Quote every entry word for word.

─── Records supplied

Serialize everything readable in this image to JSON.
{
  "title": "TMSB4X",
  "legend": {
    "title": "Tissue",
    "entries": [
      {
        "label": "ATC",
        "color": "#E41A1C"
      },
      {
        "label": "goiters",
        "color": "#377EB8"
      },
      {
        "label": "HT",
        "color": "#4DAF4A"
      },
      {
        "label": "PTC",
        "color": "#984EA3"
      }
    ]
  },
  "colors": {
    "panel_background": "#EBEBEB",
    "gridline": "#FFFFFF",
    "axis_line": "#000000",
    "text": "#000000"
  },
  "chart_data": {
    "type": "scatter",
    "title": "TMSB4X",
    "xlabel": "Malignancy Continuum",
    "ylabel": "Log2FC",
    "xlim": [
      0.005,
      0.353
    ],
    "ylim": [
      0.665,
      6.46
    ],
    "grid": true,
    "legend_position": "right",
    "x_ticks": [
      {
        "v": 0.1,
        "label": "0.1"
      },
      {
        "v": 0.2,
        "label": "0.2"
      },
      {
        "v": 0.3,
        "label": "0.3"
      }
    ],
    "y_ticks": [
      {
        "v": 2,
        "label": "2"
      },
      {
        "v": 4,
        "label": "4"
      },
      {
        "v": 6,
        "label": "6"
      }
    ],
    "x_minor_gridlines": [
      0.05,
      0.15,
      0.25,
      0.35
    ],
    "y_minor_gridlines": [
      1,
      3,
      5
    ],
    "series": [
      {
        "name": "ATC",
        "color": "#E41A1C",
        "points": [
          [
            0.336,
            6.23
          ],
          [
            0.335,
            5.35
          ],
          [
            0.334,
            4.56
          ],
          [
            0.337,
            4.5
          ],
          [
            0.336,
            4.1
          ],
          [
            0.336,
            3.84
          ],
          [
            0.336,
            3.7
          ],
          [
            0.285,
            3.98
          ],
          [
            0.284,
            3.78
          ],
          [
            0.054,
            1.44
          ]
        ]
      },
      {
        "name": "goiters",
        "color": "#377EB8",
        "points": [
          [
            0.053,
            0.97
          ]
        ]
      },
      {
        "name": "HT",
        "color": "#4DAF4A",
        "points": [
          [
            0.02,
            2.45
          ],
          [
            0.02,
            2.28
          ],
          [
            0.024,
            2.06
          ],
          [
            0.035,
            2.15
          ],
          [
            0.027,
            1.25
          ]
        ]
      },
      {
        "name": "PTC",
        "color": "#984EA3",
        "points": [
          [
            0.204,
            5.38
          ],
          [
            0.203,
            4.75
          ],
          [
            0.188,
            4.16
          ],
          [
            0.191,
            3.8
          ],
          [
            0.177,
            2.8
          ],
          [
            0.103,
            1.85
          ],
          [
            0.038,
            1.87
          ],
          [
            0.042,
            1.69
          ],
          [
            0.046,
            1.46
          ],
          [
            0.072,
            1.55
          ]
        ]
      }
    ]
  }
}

──────

Expected answer
Serialize everything readable in this image to JSON.
{
  "title": "TMSB4X",
  "legend": {
    "title": "Tissue",
    "entries": [
      {
        "label": "ATC",
        "color": "#E41A1C"
      },
      {
        "label": "goiters",
        "color": "#377EB8"
      },
      {
        "label": "HT",
        "color": "#4DAF4A"
      },
      {
        "label": "PTC",
        "color": "#984EA3"
      }
    ]
  },
  "colors": {
    "panel_background": "#EBEBEB",
    "gridline": "#FFFFFF",
    "axis_line": "#000000",
    "text": "#000000"
  },
  "chart_data": {
    "type": "scatter",
    "title": "TMSB4X",
    "xlabel": "Malignancy Continuum",
    "ylabel": "Log2FC",
    "xlim": [
      0.005,
      0.353
    ],
    "ylim": [
      0.665,
      6.46
    ],
    "grid": true,
    "legend_position": "right",
    "x_ticks": [
      {
        "v": 0.1,
        "label": "0.1"
      },
      {
        "v": 0.2,
        "label": "0.2"
      },
      {
        "v": 0.3,
        "label": "0.3"
      }
    ],
    "y_ticks": [
      {
        "v": 2,
        "label": "2"
      },
      {
        "v": 4,
        "label": "4"
      },
      {
        "v": 6,
        "label": "6"
      }
    ],
    "x_minor_gridlines": [
      0.05,
      0.15,
      0.25,
      0.35
    ],
    "y_minor_gridlines": [
      1,
      3,
      5
    ],
    "series": [
      {
        "name": "ATC",
        "color": "#E41A1C",
        "points": [
          [
            0.336,
            6.23
          ],
          [
            0.335,
            5.35
          ],
          [
            0.334,
            4.56
          ],
          [
            0.337,
            4.5
          ],
          [
            0.336,
            4.1
          ],
          [
            0.336,
            3.84
          ],
          [
            0.336,
            3.7
          ],
          [
            0.285,
            3.98
          ],
          [
            0.284,
            3.78
          ],
          [
            0.054,
            1.44
          ]
        ]
      },
      {
        "name": "goiters",
        "color": "#377EB8",
        "points": [
          [
            0.053,
            0.97
          ]
        ]
      },
      {
        "name": "HT",
        "color": "#4DAF4A",
        "points": [
          [
            0.02,
            2.45
          ],
          [
            0.02,
            2.28
          ],
          [
            0.024,
            2.06
          ],
          [
            0.035,
            2.15
          ],
          [
            0.027,
            1.25
          ]
        ]
      },
      {
        "name": "PTC",
        "color": "#984EA3",
        "points": [
          [
            0.204,
            5.38
          ],
          [
            0.203,
            4.75
          ],
          [
            0.188,
            4.16
          ],
          [
            0.191,
            3.8
          ],
          [
            0.177,
            2.8
          ],
          [
            0.103,
            1.85
          ],
          [
            0.038,
            1.87
          ],
          [
            0.042,
            1.69
          ],
          [
            0.046,
            1.46
          ],
          [
            0.072,
            1.55
          ]
        ]
      }
    ]
  }
}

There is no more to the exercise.